_THE EXERCISE_
Return only the count of lines in which the word "Links" appears.

Data extracted from a collection:
──────
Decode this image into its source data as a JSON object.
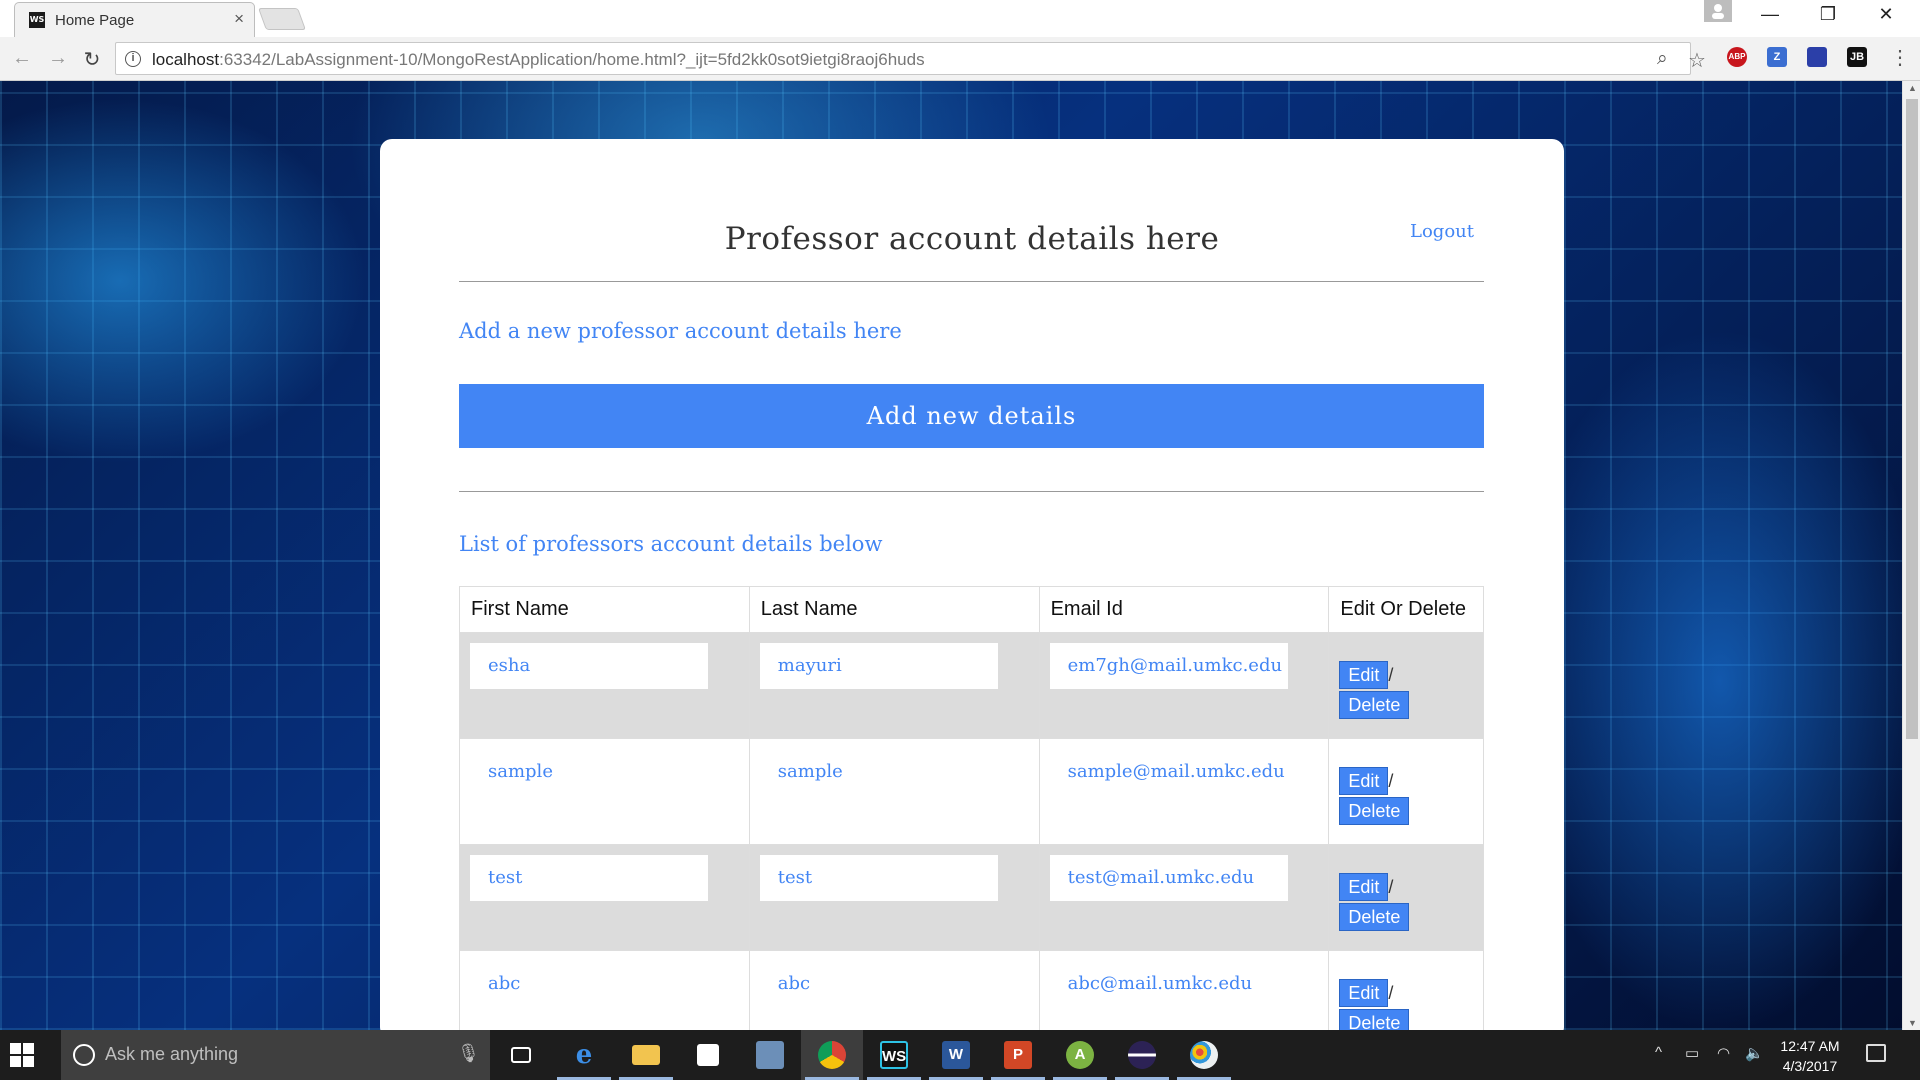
{
  "browser": {
    "tab_title": "Home Page",
    "tab_close": "×",
    "url_host": "localhost",
    "url_path": ":63342/LabAssignment-10/MongoRestApplication/home.html?_ijt=5fd2kk0sot9ietgi8raoj6huds",
    "back": "←",
    "forward": "→",
    "reload": "↻",
    "zoom_icon": "⌕",
    "star_icon": "☆",
    "extensions": [
      "ABP",
      "Z",
      "",
      "JB"
    ],
    "menu": "⋮",
    "window_controls": [
      "—",
      "❐",
      "✕"
    ]
  },
  "page": {
    "title": "Professor account details here",
    "logout": "Logout",
    "add_heading": "Add a new professor account details here",
    "add_button": "Add new details",
    "list_heading": "List of professors account details below",
    "table": {
      "headers": [
        "First Name",
        "Last Name",
        "Email Id",
        "Edit Or Delete"
      ],
      "rows": [
        {
          "first": "esha",
          "last": "mayuri",
          "email": "em7gh@mail.umkc.edu",
          "shaded": true
        },
        {
          "first": "sample",
          "last": "sample",
          "email": "sample@mail.umkc.edu",
          "shaded": false
        },
        {
          "first": "test",
          "last": "test",
          "email": "test@mail.umkc.edu",
          "shaded": true
        },
        {
          "first": "abc",
          "last": "abc",
          "email": "abc@mail.umkc.edu",
          "shaded": false
        }
      ],
      "edit_label": "Edit",
      "delete_label": "Delete",
      "separator": "/"
    }
  },
  "taskbar": {
    "search_placeholder": "Ask me anything",
    "time": "12:47 AM",
    "date": "4/3/2017"
  }
}
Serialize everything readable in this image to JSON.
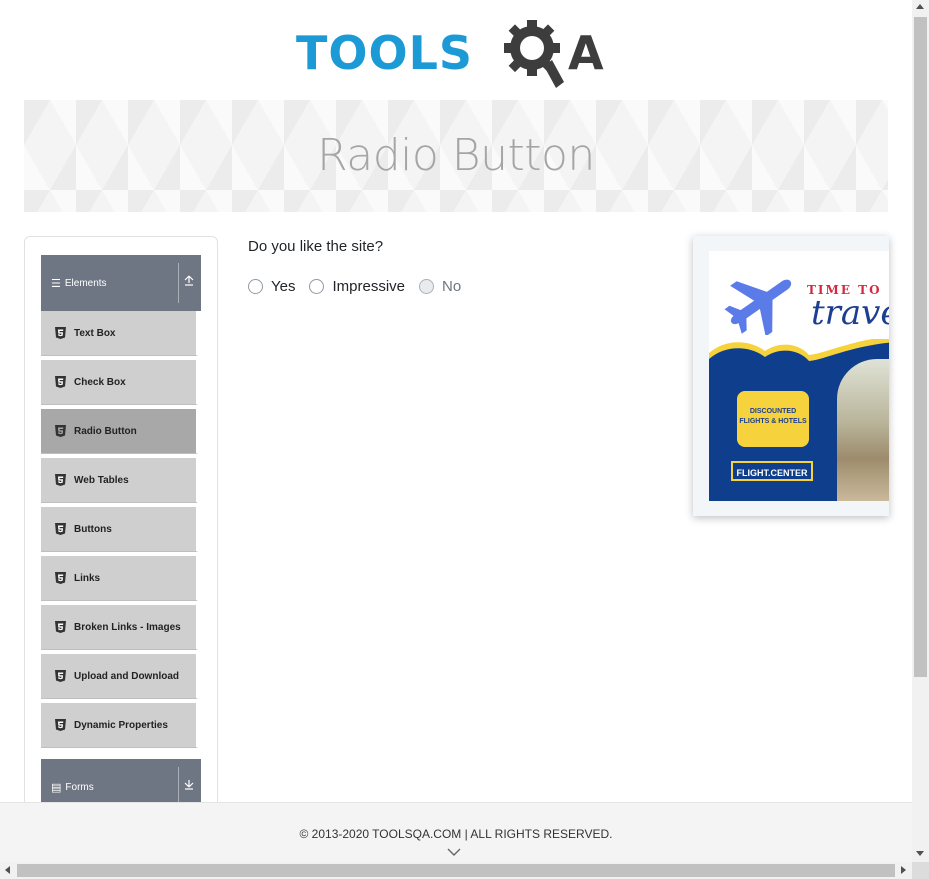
{
  "logo": {
    "text": "TOOLS",
    "suffix": "A"
  },
  "page": {
    "title": "Radio Button"
  },
  "sidebar": {
    "group_elements": {
      "label": "Elements",
      "icon": "list-icon",
      "toggle_icon": "collapse-up-icon"
    },
    "items": [
      {
        "label": "Text Box",
        "icon": "html5-icon"
      },
      {
        "label": "Check Box",
        "icon": "html5-icon"
      },
      {
        "label": "Radio Button",
        "icon": "html5-icon",
        "active": true
      },
      {
        "label": "Web Tables",
        "icon": "html5-icon"
      },
      {
        "label": "Buttons",
        "icon": "html5-icon"
      },
      {
        "label": "Links",
        "icon": "html5-icon"
      },
      {
        "label": "Broken Links - Images",
        "icon": "html5-icon"
      },
      {
        "label": "Upload and Download",
        "icon": "html5-icon"
      },
      {
        "label": "Dynamic Properties",
        "icon": "html5-icon"
      }
    ],
    "group_forms": {
      "label": "Forms",
      "icon": "form-icon",
      "toggle_icon": "expand-down-icon"
    }
  },
  "main": {
    "question": "Do you like the site?",
    "options": [
      {
        "label": "Yes",
        "disabled": false
      },
      {
        "label": "Impressive",
        "disabled": false
      },
      {
        "label": "No",
        "disabled": true
      }
    ]
  },
  "ad": {
    "title_line1": "TIME TO",
    "title_line2": "travel",
    "bubble_line1": "DISCOUNTED",
    "bubble_line2": "FLIGHTS & HOTELS",
    "brand": "FLIGHT.CENTER",
    "colors": {
      "navy": "#0f3f8c",
      "yellow": "#f6d33d",
      "red": "#d8283f",
      "plane": "#5b7ce8"
    }
  },
  "footer": {
    "copyright": "© 2013-2020 TOOLSQA.COM | ALL RIGHTS RESERVED."
  },
  "colors": {
    "brand_blue": "#1c9ad6",
    "dark_gray": "#3d3d3d",
    "sidebar_header": "#6f7683",
    "menu_item": "#cfcfcf",
    "menu_active": "#a8a8a8"
  }
}
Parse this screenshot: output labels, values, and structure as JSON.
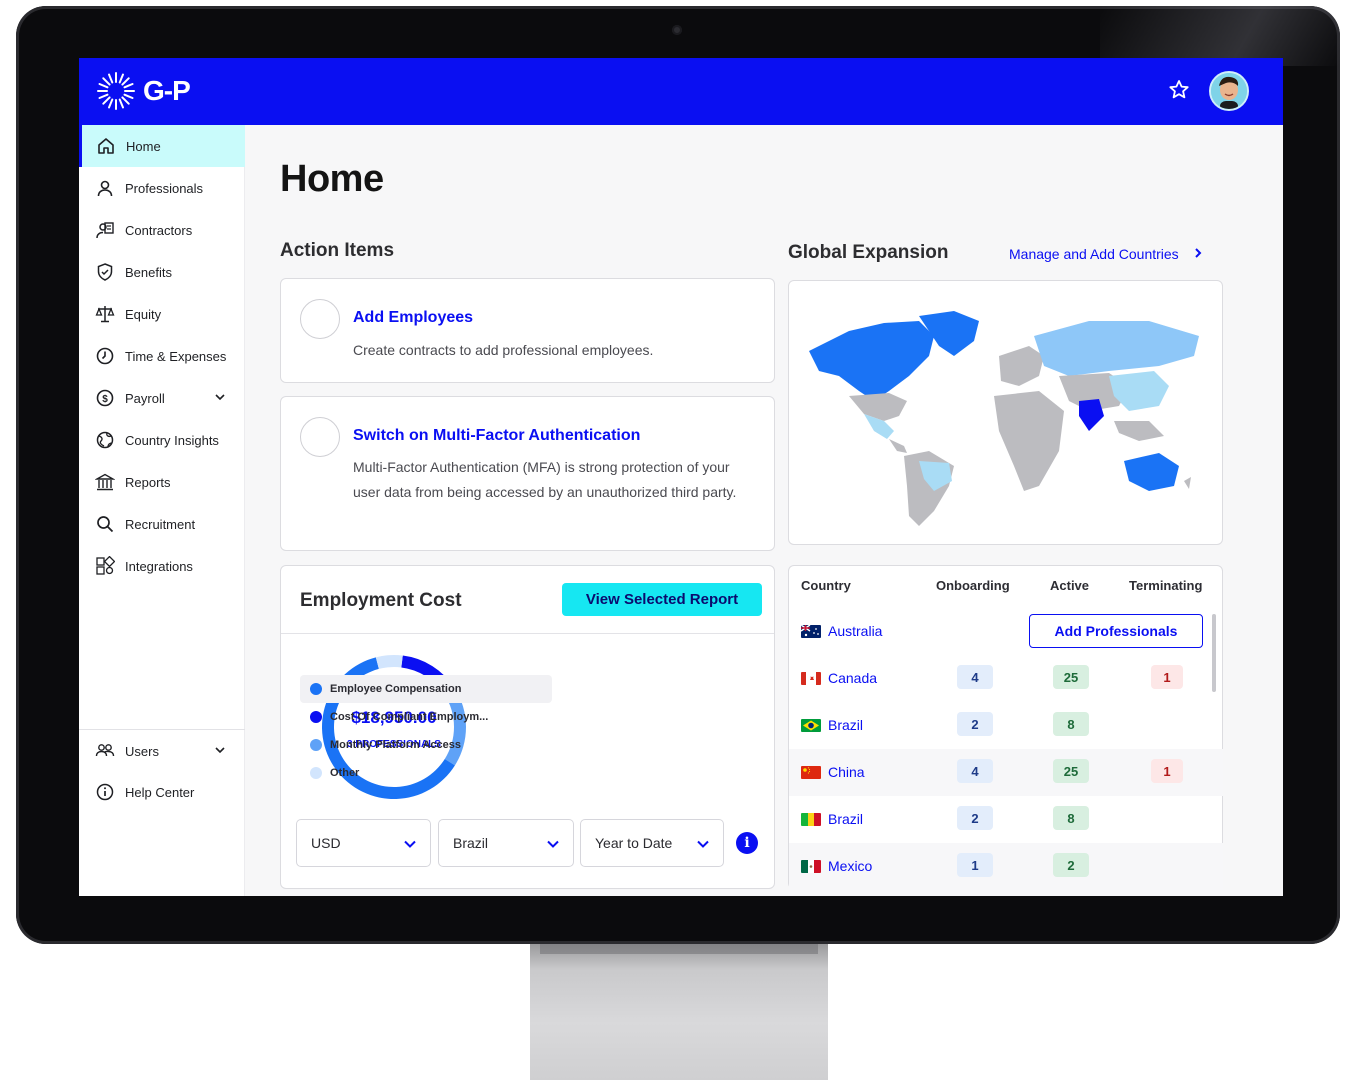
{
  "brand": {
    "logo_text": "G-P",
    "primary": "#0a0ff2",
    "accent": "#16e7f2"
  },
  "topbar": {
    "favorite_icon": "star-icon",
    "avatar_icon": "user-avatar"
  },
  "sidebar": {
    "items": [
      {
        "label": "Home",
        "icon": "home-icon"
      },
      {
        "label": "Professionals",
        "icon": "person-icon"
      },
      {
        "label": "Contractors",
        "icon": "contractor-icon"
      },
      {
        "label": "Benefits",
        "icon": "shield-check-icon"
      },
      {
        "label": "Equity",
        "icon": "scale-icon"
      },
      {
        "label": "Time & Expenses",
        "icon": "clock-icon"
      },
      {
        "label": "Payroll",
        "icon": "dollar-icon"
      },
      {
        "label": "Country Insights",
        "icon": "globe-icon"
      },
      {
        "label": "Reports",
        "icon": "bank-icon"
      },
      {
        "label": "Recruitment",
        "icon": "search-icon"
      },
      {
        "label": "Integrations",
        "icon": "integrations-icon"
      }
    ],
    "bottom": [
      {
        "label": "Users",
        "icon": "users-icon"
      },
      {
        "label": "Help Center",
        "icon": "info-circle-icon"
      }
    ]
  },
  "main": {
    "title": "Home",
    "action_items": {
      "title": "Action Items",
      "items": [
        {
          "title": "Add Employees",
          "desc": "Create contracts to add professional employees."
        },
        {
          "title": "Switch on Multi-Factor Authentication",
          "desc": "Multi-Factor Authentication (MFA) is strong protection of your user data from being accessed by an unauthorized third party."
        }
      ]
    },
    "global_expansion": {
      "title": "Global Expansion",
      "link": "Manage and Add Countries"
    },
    "employment_cost": {
      "title": "Employment Cost",
      "button": "View Selected Report",
      "total": "$18,950.00",
      "subtitle": "3 PROFESSIONALS",
      "legend": [
        {
          "label": "Employee Compensation",
          "color": "#1a73f5",
          "share": 0.62
        },
        {
          "label": "Cost Of Compliant Employm...",
          "color": "#0a0ff2",
          "share": 0.14
        },
        {
          "label": "Monthly Platform Access",
          "color": "#5fa2f7",
          "share": 0.18
        },
        {
          "label": "Other",
          "color": "#d2e5fd",
          "share": 0.06
        }
      ],
      "filters": {
        "currency": "USD",
        "country": "Brazil",
        "period": "Year to Date"
      }
    },
    "countries_table": {
      "headers": [
        "Country",
        "Onboarding",
        "Active",
        "Terminating"
      ],
      "add_button": "Add Professionals",
      "rows": [
        {
          "country": "Australia",
          "flag": "au",
          "onboarding": "",
          "active": "",
          "terminating": ""
        },
        {
          "country": "Canada",
          "flag": "ca",
          "onboarding": "4",
          "active": "25",
          "terminating": "1"
        },
        {
          "country": "Brazil",
          "flag": "br",
          "onboarding": "2",
          "active": "8",
          "terminating": ""
        },
        {
          "country": "China",
          "flag": "cn",
          "onboarding": "4",
          "active": "25",
          "terminating": "1"
        },
        {
          "country": "Brazil",
          "flag": "ml",
          "onboarding": "2",
          "active": "8",
          "terminating": ""
        },
        {
          "country": "Mexico",
          "flag": "mx",
          "onboarding": "1",
          "active": "2",
          "terminating": ""
        }
      ]
    }
  }
}
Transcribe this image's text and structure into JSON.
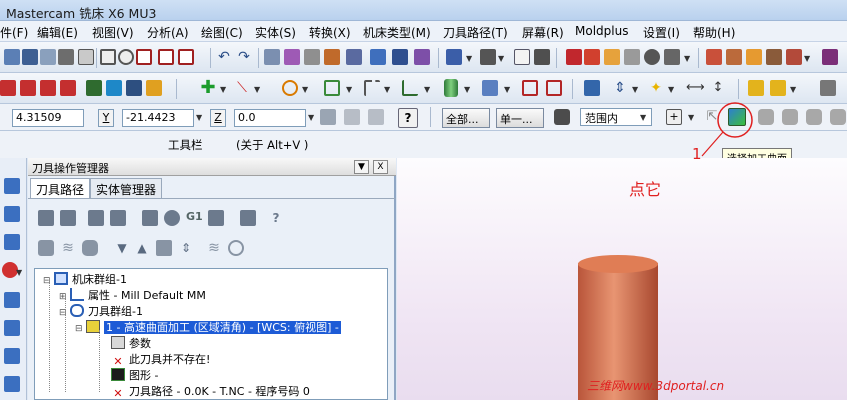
{
  "title": "Mastercam 铣床 X6 MU3",
  "menu": [
    "件(F)",
    "编辑(E)",
    "视图(V)",
    "分析(A)",
    "绘图(C)",
    "实体(S)",
    "转换(X)",
    "机床类型(M)",
    "刀具路径(T)",
    "屏幕(R)",
    "Moldplus",
    "设置(I)",
    "帮助(H)"
  ],
  "coords": {
    "x_value": "4.31509",
    "y_label": "Y",
    "y_value": "-21.4423",
    "z_label": "Z",
    "z_value": "0.0"
  },
  "selection": {
    "all_button": "全部...",
    "single_button": "单一...",
    "range_value": "范围内"
  },
  "toolbar_caption": {
    "title": "工具栏",
    "about": "(关于 Alt+V )"
  },
  "tooltip": "选择加工曲面",
  "annotation": {
    "number": "1",
    "hint": "点它"
  },
  "panel": {
    "title": "刀具操作管理器",
    "close": "X",
    "tabs": [
      "刀具路径",
      "实体管理器"
    ],
    "mini_text": "G1"
  },
  "tree": [
    {
      "label": "机床群组-1"
    },
    {
      "label": "属性 - Mill Default MM"
    },
    {
      "label": "刀具群组-1"
    },
    {
      "label": "1 - 高速曲面加工 (区域清角) - [WCS: 俯视图] -"
    },
    {
      "label": "参数"
    },
    {
      "label": "此刀具并不存在!"
    },
    {
      "label": "图形 -"
    },
    {
      "label": "刀具路径 - 0.0K - T.NC - 程序号码 0"
    }
  ],
  "watermark": "三维网www.3dportal.cn",
  "colors": {
    "accent": "#e02020",
    "cylinder": "#d9794f",
    "selection": "#1d5bd6"
  }
}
──────
_OUTPUT BELOW_
2